**Data records**

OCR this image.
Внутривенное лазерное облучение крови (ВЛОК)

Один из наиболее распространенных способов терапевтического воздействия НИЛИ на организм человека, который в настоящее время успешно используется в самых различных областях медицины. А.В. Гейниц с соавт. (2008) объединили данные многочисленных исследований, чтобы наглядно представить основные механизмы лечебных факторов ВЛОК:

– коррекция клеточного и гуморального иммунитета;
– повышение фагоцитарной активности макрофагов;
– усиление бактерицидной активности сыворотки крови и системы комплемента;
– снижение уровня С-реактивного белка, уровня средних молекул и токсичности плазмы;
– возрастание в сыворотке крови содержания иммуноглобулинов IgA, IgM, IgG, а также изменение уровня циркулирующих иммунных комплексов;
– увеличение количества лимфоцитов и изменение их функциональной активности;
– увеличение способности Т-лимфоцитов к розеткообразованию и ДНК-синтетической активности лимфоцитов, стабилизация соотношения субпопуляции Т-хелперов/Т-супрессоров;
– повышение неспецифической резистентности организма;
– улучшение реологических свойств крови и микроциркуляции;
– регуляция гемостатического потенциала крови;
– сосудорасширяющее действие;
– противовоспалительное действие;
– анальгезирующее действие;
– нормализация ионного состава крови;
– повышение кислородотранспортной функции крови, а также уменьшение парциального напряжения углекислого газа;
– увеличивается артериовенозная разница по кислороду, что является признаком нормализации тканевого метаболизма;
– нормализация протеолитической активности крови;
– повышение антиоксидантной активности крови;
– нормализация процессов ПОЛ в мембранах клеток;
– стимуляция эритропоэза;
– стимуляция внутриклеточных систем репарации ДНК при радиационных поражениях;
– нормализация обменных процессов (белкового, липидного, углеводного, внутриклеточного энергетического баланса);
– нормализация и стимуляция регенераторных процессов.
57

**What you need to do**
Scan the entries above. Copy each line that has the string "изменение".

**Correct response**
– возрастание в сыворотке крови содержания иммуноглобулинов IgA, IgM, IgG, а также изменение уровня циркулирующих иммунных комплексов;
– увеличение количества лимфоцитов и изменение их функциональной активности;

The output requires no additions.